Goal of the exercise | Filter the data for lines with the word "user", then copy every line so identified.

Listing |
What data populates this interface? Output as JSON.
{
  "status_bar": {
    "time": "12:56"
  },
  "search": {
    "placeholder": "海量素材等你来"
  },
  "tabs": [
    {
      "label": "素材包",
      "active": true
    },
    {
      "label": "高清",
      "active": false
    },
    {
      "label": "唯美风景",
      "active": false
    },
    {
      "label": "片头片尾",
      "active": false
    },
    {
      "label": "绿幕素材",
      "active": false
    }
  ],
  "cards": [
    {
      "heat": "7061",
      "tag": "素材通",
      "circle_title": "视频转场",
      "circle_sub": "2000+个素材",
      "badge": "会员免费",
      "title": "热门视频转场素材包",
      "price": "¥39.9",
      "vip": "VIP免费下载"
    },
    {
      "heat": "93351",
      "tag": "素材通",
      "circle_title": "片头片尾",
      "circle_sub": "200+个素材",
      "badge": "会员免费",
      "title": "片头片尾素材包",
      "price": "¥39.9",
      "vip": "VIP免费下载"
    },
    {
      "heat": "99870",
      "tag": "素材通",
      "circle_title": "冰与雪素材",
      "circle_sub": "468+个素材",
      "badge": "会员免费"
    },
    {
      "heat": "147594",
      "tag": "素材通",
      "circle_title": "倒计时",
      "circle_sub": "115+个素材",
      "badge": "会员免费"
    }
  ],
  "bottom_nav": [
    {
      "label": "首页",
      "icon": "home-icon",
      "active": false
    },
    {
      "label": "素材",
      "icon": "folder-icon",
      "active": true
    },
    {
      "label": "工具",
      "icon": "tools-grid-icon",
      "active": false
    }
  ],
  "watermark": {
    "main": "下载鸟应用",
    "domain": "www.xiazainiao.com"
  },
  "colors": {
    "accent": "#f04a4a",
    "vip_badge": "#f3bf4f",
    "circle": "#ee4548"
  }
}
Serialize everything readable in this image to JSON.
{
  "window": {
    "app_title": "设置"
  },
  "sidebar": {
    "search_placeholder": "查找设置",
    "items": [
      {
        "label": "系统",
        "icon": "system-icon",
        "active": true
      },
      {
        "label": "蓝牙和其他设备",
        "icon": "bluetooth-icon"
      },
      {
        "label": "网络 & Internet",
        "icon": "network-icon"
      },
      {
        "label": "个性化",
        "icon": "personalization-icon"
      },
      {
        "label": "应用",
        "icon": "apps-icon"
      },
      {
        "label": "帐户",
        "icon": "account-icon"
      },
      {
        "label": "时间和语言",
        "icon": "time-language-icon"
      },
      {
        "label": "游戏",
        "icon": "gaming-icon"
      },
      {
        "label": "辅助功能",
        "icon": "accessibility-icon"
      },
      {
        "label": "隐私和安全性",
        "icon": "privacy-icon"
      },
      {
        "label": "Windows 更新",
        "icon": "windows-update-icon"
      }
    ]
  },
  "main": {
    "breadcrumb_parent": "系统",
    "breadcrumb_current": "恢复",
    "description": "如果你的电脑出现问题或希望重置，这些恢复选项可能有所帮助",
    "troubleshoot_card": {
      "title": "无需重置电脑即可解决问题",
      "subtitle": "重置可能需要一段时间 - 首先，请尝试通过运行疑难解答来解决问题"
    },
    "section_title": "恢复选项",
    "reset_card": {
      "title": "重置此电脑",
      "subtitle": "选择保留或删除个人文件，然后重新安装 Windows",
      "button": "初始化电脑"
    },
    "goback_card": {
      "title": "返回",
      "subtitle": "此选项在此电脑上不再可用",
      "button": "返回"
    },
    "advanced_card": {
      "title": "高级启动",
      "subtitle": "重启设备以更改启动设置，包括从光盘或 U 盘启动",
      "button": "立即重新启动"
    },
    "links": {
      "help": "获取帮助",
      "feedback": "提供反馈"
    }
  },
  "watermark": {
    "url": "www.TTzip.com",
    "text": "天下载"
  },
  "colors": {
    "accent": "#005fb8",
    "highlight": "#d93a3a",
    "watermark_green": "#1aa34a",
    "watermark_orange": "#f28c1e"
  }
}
...
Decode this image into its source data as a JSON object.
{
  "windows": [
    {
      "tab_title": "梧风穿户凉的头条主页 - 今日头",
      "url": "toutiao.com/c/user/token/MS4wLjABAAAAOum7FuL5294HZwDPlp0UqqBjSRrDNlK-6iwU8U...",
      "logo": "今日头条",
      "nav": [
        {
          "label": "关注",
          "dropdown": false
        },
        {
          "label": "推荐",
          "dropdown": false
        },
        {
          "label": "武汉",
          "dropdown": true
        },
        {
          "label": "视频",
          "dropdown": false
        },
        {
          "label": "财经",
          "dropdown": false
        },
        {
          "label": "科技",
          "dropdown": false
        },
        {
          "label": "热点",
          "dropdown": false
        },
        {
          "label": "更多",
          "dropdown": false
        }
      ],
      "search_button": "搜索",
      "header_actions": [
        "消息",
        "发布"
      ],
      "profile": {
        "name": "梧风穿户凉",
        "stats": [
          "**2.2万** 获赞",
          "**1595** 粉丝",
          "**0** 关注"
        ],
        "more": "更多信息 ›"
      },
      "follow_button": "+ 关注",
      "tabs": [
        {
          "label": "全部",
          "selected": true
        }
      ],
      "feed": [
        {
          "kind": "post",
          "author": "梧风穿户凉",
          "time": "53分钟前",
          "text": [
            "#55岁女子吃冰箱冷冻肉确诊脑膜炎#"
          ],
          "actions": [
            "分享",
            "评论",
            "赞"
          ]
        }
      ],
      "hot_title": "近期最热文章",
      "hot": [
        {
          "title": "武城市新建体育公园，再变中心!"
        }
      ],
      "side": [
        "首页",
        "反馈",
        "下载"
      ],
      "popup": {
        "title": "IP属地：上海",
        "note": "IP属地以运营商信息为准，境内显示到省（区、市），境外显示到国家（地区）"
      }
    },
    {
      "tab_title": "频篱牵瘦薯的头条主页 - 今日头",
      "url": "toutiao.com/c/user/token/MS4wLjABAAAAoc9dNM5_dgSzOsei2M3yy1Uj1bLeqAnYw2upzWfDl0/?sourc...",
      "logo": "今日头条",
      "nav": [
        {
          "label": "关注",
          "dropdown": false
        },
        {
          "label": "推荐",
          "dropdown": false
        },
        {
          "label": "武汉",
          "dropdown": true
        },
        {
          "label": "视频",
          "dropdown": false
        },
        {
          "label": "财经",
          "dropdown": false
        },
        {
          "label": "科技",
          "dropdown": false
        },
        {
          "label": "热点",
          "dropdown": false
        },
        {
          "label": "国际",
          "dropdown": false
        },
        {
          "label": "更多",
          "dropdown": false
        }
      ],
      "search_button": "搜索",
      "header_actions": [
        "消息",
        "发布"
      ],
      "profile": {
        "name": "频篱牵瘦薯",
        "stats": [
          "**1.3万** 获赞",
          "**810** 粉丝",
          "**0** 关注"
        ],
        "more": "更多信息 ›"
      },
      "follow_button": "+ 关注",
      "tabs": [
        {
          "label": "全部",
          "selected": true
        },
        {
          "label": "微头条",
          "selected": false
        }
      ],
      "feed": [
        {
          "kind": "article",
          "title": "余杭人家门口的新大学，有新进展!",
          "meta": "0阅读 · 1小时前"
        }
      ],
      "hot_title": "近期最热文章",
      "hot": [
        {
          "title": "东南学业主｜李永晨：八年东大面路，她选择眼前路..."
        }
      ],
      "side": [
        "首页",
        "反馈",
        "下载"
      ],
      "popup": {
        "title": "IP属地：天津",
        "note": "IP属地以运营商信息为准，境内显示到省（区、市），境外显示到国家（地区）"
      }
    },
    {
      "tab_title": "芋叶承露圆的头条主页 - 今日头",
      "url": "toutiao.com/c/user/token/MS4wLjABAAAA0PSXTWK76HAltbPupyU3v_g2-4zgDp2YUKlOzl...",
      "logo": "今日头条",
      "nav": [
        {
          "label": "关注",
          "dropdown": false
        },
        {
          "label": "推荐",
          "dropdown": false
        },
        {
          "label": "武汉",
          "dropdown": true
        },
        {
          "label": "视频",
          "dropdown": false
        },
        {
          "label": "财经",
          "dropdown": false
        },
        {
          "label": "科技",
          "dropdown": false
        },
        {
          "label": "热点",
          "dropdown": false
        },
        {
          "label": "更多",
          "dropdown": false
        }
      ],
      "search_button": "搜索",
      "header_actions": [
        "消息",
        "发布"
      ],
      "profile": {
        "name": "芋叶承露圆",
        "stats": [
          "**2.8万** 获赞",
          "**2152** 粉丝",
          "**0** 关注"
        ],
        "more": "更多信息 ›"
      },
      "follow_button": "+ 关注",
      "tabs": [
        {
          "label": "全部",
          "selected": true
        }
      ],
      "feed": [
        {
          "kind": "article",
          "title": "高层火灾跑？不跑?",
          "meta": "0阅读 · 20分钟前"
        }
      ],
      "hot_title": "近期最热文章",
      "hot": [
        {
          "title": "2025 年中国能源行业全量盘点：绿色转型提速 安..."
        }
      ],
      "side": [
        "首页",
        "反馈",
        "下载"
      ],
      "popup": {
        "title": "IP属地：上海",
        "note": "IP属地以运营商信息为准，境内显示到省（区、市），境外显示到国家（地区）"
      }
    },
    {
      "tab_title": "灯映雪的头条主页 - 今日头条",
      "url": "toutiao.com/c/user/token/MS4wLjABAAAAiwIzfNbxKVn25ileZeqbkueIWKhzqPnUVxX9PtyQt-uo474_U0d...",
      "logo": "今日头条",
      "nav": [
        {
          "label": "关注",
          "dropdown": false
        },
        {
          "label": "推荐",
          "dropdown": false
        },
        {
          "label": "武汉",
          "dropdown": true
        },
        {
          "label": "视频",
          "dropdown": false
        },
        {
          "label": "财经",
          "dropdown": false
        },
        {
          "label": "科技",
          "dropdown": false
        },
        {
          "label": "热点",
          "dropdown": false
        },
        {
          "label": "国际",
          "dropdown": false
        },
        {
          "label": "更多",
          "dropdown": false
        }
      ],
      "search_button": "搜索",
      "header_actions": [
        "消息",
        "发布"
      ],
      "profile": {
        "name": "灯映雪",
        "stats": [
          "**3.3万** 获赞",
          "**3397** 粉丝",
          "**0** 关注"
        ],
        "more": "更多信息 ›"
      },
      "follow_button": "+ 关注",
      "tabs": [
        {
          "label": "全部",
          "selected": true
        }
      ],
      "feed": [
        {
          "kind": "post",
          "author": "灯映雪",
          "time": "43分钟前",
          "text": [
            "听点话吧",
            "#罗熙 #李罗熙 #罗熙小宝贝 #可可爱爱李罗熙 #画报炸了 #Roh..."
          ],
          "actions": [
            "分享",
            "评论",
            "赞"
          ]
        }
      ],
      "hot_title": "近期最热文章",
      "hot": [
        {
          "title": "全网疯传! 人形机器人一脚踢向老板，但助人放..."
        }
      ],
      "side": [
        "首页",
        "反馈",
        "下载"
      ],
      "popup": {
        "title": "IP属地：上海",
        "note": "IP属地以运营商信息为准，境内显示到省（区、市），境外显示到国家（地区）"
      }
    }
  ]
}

Answer |
      "url": "toutiao.com/c/user/token/MS4wLjABAAAAOum7FuL5294HZwDPlp0UqqBjSRrDNlK-6iwU8U...",
      "url": "toutiao.com/c/user/token/MS4wLjABAAAAoc9dNM5_dgSzOsei2M3yy1Uj1bLeqAnYw2upzWfDl0/?sourc...",
      "url": "toutiao.com/c/user/token/MS4wLjABAAAA0PSXTWK76HAltbPupyU3v_g2-4zgDp2YUKlOzl...",
      "url": "toutiao.com/c/user/token/MS4wLjABAAAAiwIzfNbxKVn25ileZeqbkueIWKhzqPnUVxX9PtyQt-uo474_U0d...",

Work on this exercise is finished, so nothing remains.